Lines of data

···

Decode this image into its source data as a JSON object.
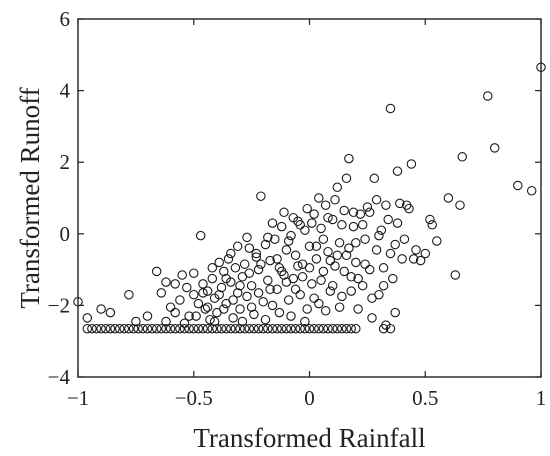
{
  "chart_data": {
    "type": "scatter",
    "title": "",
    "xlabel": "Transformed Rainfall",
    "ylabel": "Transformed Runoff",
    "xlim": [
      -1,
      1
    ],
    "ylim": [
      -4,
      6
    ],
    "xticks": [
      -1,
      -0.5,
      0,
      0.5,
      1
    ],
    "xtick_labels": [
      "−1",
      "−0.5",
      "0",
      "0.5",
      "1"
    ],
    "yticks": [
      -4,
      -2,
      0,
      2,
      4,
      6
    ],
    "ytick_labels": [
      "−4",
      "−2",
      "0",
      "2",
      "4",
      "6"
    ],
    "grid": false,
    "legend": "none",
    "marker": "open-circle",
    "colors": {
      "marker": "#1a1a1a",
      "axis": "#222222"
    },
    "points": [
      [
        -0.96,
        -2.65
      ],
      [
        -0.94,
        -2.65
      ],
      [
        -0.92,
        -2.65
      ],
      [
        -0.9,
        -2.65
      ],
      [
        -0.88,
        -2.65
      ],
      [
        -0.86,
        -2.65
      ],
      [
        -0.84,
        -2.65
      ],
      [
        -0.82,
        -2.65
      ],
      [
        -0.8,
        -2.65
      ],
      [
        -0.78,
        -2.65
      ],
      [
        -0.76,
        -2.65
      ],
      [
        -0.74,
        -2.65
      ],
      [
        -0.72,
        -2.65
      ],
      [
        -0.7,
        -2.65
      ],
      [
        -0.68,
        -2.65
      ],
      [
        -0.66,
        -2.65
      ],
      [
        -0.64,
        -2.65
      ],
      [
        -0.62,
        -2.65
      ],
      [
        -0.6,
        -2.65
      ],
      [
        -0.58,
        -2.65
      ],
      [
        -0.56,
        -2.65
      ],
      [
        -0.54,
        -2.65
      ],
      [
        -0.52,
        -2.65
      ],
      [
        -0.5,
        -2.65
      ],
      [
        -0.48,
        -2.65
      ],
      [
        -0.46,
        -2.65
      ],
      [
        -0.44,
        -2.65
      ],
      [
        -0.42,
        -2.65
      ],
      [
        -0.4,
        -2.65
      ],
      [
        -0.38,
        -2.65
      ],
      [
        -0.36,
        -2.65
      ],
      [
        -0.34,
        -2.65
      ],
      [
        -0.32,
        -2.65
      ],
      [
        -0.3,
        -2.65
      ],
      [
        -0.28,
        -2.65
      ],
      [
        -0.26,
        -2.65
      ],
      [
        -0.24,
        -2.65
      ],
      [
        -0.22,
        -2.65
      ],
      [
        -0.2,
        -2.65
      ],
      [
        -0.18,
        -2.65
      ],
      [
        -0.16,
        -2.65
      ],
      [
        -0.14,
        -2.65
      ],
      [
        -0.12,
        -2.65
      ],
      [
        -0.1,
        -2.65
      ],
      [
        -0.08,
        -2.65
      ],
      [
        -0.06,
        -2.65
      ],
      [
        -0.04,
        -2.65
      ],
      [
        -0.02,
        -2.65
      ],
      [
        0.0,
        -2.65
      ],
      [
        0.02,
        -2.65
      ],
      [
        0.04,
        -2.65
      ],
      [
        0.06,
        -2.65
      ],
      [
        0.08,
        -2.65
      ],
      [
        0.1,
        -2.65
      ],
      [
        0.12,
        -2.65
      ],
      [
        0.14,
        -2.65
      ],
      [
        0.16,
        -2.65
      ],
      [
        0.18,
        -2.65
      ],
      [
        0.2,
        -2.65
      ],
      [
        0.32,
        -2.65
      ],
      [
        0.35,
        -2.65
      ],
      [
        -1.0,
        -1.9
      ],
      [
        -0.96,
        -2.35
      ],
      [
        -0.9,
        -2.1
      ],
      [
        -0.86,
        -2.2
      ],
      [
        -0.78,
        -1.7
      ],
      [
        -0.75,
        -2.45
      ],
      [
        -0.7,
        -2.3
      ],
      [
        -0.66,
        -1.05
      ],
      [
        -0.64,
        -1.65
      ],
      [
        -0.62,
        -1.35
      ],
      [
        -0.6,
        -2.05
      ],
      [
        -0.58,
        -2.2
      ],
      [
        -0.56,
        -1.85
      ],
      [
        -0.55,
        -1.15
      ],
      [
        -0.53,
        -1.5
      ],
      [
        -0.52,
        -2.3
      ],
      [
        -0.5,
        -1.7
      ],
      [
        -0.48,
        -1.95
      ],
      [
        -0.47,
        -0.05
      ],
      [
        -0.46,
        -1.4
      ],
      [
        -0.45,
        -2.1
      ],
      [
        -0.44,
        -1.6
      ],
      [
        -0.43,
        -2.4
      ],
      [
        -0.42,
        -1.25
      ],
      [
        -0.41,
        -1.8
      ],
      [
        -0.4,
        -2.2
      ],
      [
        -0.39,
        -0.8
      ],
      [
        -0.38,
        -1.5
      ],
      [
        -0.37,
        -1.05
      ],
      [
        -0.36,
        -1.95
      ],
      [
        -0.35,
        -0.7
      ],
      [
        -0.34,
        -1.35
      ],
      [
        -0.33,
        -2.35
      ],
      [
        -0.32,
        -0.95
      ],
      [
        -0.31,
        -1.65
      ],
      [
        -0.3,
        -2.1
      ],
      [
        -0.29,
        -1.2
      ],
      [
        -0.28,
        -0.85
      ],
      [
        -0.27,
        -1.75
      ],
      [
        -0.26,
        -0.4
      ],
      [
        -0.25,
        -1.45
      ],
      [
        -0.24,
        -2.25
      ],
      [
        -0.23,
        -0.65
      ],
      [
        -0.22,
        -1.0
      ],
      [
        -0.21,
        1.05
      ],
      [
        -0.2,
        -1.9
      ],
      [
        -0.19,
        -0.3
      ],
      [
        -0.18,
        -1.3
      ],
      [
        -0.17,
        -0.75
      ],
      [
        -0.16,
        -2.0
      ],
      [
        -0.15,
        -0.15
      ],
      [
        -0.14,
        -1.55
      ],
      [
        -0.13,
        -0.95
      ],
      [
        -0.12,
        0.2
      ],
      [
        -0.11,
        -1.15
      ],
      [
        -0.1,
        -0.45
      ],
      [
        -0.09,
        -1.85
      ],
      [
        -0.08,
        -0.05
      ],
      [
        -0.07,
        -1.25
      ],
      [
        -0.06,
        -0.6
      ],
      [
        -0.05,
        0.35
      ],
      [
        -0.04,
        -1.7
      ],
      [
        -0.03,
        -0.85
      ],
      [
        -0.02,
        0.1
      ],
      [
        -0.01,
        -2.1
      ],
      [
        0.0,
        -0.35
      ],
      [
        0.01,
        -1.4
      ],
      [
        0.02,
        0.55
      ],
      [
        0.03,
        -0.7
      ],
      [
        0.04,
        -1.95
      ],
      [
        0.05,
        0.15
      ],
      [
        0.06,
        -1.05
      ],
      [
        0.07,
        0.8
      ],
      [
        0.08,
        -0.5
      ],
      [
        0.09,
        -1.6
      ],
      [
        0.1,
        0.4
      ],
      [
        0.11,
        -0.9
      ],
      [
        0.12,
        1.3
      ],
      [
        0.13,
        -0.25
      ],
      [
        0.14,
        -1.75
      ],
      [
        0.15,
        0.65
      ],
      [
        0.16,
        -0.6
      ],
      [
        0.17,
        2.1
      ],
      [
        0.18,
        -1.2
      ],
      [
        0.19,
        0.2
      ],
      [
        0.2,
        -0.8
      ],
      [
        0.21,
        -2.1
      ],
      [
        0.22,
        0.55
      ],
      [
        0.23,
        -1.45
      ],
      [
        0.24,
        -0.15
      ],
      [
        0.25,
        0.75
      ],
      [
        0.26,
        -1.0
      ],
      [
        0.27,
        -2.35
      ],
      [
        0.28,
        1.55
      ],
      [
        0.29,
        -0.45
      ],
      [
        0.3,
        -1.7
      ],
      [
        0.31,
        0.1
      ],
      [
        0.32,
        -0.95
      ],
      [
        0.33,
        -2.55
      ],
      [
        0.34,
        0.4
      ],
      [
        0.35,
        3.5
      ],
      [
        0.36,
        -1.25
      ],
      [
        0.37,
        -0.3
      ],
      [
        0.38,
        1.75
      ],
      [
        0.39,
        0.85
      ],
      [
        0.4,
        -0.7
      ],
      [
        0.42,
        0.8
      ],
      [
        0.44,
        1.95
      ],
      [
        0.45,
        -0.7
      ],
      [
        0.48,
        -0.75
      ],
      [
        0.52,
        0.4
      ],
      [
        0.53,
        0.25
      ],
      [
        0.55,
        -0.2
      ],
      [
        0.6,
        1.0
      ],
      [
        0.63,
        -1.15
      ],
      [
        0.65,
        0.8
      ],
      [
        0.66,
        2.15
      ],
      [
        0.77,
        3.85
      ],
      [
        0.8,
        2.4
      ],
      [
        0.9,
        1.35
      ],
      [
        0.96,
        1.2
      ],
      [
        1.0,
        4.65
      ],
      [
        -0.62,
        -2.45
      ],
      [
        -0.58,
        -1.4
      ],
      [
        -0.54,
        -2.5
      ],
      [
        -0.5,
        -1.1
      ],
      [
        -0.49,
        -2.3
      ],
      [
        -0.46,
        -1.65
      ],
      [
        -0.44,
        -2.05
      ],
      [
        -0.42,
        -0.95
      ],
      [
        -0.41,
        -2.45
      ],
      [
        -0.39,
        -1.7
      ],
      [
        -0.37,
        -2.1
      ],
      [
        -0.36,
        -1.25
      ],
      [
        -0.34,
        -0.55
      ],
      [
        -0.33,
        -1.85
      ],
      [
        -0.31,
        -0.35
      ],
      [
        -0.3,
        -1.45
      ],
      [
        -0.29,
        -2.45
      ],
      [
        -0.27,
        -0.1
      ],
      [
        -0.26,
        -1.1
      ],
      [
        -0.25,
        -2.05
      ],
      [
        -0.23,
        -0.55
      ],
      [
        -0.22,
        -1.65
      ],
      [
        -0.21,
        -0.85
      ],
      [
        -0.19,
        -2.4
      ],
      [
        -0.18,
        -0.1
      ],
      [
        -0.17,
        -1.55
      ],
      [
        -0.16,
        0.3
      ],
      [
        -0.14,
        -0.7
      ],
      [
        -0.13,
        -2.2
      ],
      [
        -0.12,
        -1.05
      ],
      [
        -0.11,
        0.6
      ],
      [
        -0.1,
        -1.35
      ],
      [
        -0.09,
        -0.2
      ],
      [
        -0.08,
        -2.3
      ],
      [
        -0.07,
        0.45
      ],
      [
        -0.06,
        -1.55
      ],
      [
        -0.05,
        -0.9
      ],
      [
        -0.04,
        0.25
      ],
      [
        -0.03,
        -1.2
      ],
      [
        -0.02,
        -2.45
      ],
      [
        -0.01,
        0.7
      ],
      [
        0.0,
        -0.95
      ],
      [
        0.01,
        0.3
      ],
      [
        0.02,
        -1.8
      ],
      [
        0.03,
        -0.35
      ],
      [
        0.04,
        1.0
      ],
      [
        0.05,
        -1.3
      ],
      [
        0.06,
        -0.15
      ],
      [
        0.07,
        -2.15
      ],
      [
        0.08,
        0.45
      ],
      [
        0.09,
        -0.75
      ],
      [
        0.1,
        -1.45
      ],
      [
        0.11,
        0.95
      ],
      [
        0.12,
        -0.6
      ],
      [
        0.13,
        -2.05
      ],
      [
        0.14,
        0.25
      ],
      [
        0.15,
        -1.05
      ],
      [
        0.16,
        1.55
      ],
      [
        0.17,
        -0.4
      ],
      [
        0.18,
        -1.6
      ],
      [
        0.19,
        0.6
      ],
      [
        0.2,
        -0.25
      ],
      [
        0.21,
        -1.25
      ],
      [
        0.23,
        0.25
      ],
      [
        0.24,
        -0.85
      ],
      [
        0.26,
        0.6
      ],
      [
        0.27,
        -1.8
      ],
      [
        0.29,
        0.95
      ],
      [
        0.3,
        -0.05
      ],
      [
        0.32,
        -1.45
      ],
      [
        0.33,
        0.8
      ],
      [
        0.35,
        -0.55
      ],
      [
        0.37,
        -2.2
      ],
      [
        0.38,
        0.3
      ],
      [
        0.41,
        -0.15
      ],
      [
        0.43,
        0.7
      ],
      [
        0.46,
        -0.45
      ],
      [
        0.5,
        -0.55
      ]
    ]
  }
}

···

REQUIRED WORK →
How many lines in these entries hold the string "Transformed"? Answer with the number alone.

CORRECT OUTPUT →
2